Records provided —
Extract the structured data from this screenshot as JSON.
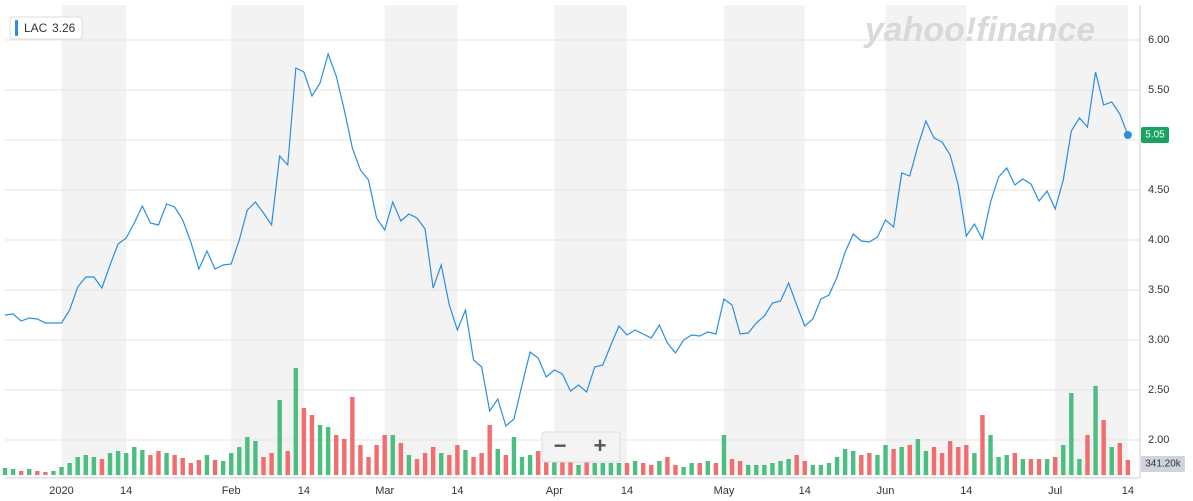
{
  "chart_data": {
    "type": "line",
    "watermark": "yahoo!finance",
    "controls": [
      "−",
      "+"
    ],
    "xlim": [
      0,
      140.5
    ],
    "xticks": [
      {
        "value": 7,
        "label": "2020"
      },
      {
        "value": 15,
        "label": "14"
      },
      {
        "value": 28,
        "label": "Feb"
      },
      {
        "value": 37,
        "label": "14"
      },
      {
        "value": 47,
        "label": "Mar"
      },
      {
        "value": 56,
        "label": "14"
      },
      {
        "value": 68,
        "label": "Apr"
      },
      {
        "value": 77,
        "label": "14"
      },
      {
        "value": 89,
        "label": "May"
      },
      {
        "value": 99,
        "label": "14"
      },
      {
        "value": 109,
        "label": "Jun"
      },
      {
        "value": 119,
        "label": "14"
      },
      {
        "value": 130,
        "label": "Jul"
      },
      {
        "value": 139,
        "label": "14"
      }
    ],
    "ylim": [
      1.65,
      6.35
    ],
    "yticks": [
      {
        "value": 2,
        "label": "2.00"
      },
      {
        "value": 2.5,
        "label": "2.50"
      },
      {
        "value": 3,
        "label": "3.00"
      },
      {
        "value": 3.5,
        "label": "3.50"
      },
      {
        "value": 4,
        "label": "4.00"
      },
      {
        "value": 4.5,
        "label": "4.50"
      },
      {
        "value": 5,
        "label": "5.00"
      },
      {
        "value": 5.5,
        "label": "5.50"
      },
      {
        "value": 6,
        "label": "6.00"
      }
    ],
    "y2lim": [
      0,
      10692500
    ],
    "grid": true,
    "band_color": "#f3f3f3",
    "series": [
      {
        "name": "LAC",
        "color": "#2a8ee6",
        "values": [
          3.25,
          3.26,
          3.19,
          3.22,
          3.21,
          3.17,
          3.17,
          3.17,
          3.3,
          3.53,
          3.63,
          3.63,
          3.52,
          3.75,
          3.96,
          4.02,
          4.17,
          4.34,
          4.17,
          4.15,
          4.36,
          4.33,
          4.2,
          3.98,
          3.71,
          3.89,
          3.71,
          3.75,
          3.76,
          4.0,
          4.3,
          4.38,
          4.27,
          4.15,
          4.84,
          4.75,
          5.72,
          5.68,
          5.44,
          5.57,
          5.86,
          5.64,
          5.3,
          4.92,
          4.7,
          4.6,
          4.22,
          4.1,
          4.38,
          4.19,
          4.26,
          4.22,
          4.11,
          3.52,
          3.75,
          3.35,
          3.1,
          3.3,
          2.8,
          2.73,
          2.29,
          2.41,
          2.14,
          2.21,
          2.55,
          2.88,
          2.82,
          2.63,
          2.7,
          2.66,
          2.49,
          2.55,
          2.48,
          2.73,
          2.75,
          2.95,
          3.14,
          3.05,
          3.1,
          3.06,
          3.02,
          3.15,
          2.97,
          2.87,
          3.0,
          3.05,
          3.04,
          3.08,
          3.06,
          3.41,
          3.35,
          3.06,
          3.07,
          3.17,
          3.24,
          3.37,
          3.39,
          3.57,
          3.35,
          3.14,
          3.21,
          3.41,
          3.45,
          3.63,
          3.88,
          4.06,
          3.99,
          3.98,
          4.03,
          4.2,
          4.13,
          4.67,
          4.64,
          4.94,
          5.19,
          5.02,
          4.98,
          4.85,
          4.55,
          4.04,
          4.16,
          4.01,
          4.38,
          4.63,
          4.72,
          4.55,
          4.61,
          4.56,
          4.39,
          4.49,
          4.31,
          4.6,
          5.09,
          5.22,
          5.13,
          5.68,
          5.35,
          5.38,
          5.26,
          5.05
        ]
      },
      {
        "type": "bar",
        "axis": "y2",
        "up_color": "#4cbf80",
        "down_color": "#f26d6d",
        "values": [
          159250,
          136500,
          91000,
          136500,
          91000,
          68250,
          91000,
          182000,
          273000,
          409500,
          455000,
          409500,
          364000,
          500500,
          546000,
          500500,
          637000,
          568750,
          455000,
          546000,
          500500,
          455000,
          386750,
          273000,
          341250,
          455000,
          341250,
          318500,
          500500,
          637000,
          864500,
          773500,
          409500,
          500500,
          1706250,
          546000,
          2434250,
          1524250,
          1365000,
          1137500,
          1092000,
          910000,
          819000,
          1774500,
          682500,
          409500,
          682500,
          910000,
          910000,
          728000,
          455000,
          364000,
          500500,
          637000,
          500500,
          455000,
          682500,
          568750,
          409500,
          500500,
          1137500,
          591500,
          455000,
          864500,
          409500,
          455000,
          546000,
          864500,
          455000,
          455000,
          318500,
          227500,
          318500,
          273000,
          273000,
          273000,
          273000,
          273000,
          318500,
          273000,
          227500,
          318500,
          409500,
          227500,
          182000,
          273000,
          273000,
          318500,
          273000,
          910000,
          364000,
          318500,
          227500,
          227500,
          227500,
          273000,
          318500,
          364000,
          455000,
          318500,
          227500,
          227500,
          273000,
          409500,
          591500,
          546000,
          455000,
          500500,
          455000,
          682500,
          591500,
          637000,
          682500,
          819000,
          546000,
          637000,
          500500,
          773500,
          637000,
          682500,
          500500,
          1365000,
          910000,
          409500,
          455000,
          500500,
          364000,
          364000,
          364000,
          364000,
          409500,
          682500,
          1865500,
          364000,
          910000,
          2024750,
          1251250,
          637000,
          728000,
          341200
        ],
        "value_labels": {
          "139": "341.20k"
        }
      }
    ]
  }
}
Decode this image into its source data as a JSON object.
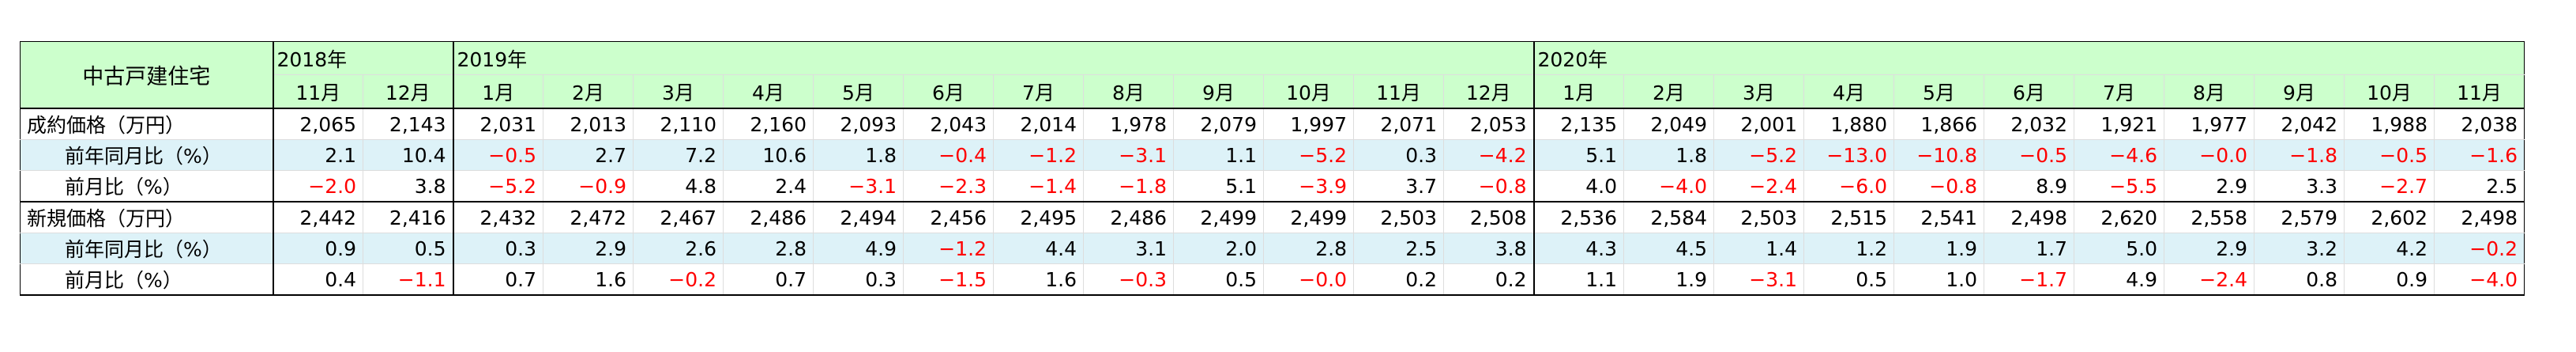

What is needed —
Where does the word "JSON" appear in the listing? List each line that holds it.

Task response —
Extract the structured data from this screenshot as JSON.
Decode this image into its source data as a JSON object.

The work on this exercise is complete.